Aim of the exercise: Count lines with "JSON" in them. Report only the total.

=== Data for processing ===

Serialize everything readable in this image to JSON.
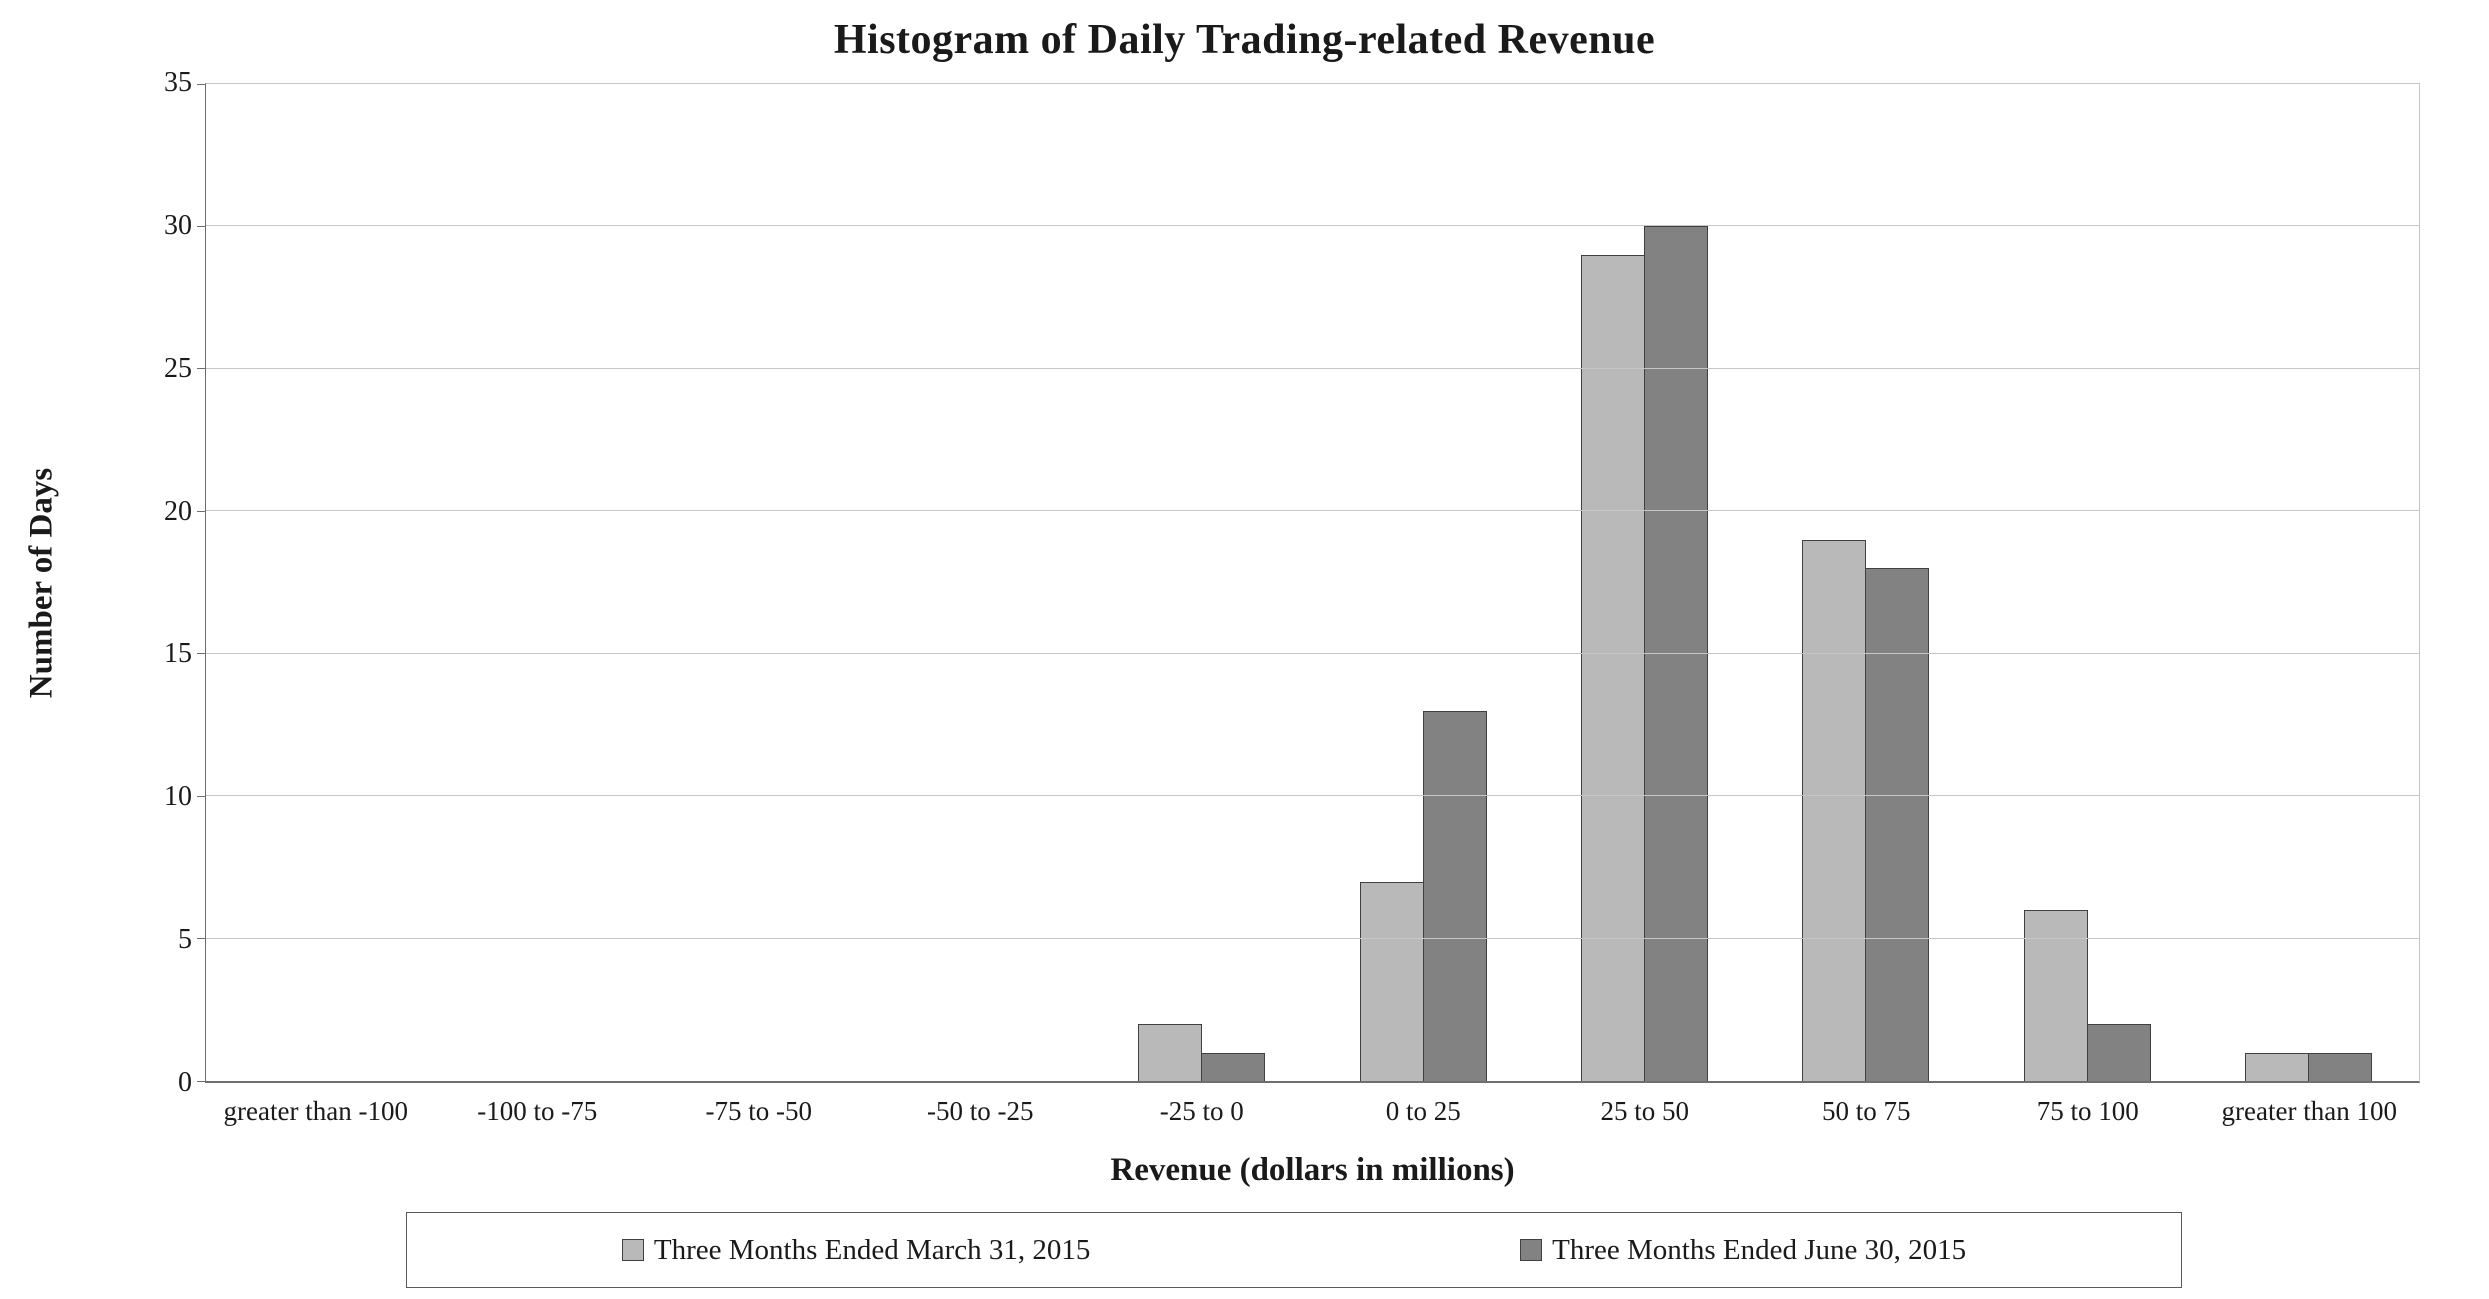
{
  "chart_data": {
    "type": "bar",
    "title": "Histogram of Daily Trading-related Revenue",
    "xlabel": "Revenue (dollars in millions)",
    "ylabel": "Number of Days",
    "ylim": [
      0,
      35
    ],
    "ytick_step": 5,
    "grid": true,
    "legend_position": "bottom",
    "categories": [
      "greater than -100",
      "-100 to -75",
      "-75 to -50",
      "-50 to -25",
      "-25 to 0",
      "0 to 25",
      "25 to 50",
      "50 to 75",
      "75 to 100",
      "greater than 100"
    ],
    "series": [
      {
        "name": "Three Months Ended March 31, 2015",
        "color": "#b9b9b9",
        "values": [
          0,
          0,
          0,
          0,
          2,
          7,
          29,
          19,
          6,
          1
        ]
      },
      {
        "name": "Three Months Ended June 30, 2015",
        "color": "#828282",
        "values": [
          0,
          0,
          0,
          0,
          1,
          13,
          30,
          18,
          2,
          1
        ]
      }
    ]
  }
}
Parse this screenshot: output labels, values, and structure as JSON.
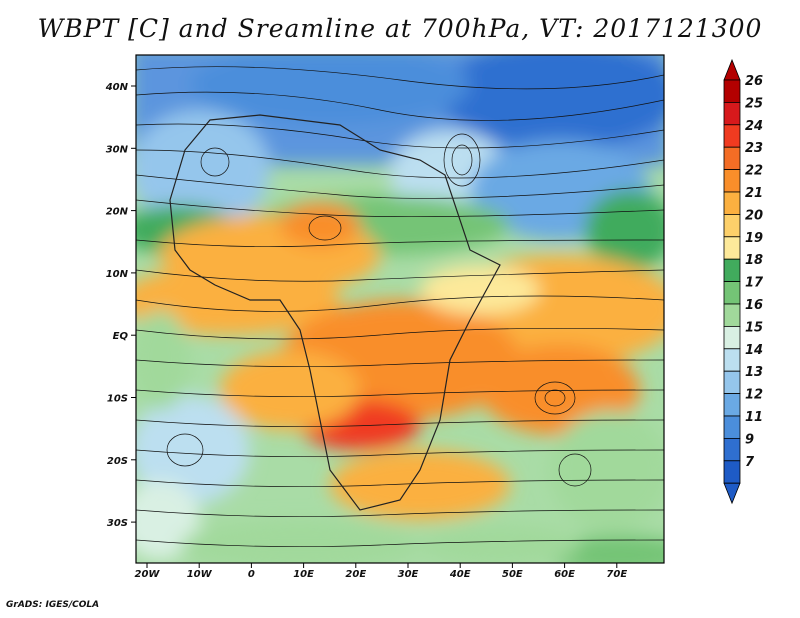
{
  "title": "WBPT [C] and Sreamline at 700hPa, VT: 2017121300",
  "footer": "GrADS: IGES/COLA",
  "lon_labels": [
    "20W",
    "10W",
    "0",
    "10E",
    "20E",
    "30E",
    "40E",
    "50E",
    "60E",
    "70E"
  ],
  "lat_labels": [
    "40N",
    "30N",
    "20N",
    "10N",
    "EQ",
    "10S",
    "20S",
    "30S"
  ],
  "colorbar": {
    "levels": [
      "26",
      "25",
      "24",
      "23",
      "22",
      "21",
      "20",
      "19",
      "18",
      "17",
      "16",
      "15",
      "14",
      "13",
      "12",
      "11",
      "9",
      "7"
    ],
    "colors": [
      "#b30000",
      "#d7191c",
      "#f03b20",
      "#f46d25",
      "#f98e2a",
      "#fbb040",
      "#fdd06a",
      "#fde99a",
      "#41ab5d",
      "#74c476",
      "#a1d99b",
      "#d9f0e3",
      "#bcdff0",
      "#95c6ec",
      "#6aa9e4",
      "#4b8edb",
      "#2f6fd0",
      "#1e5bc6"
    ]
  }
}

===

Result: 2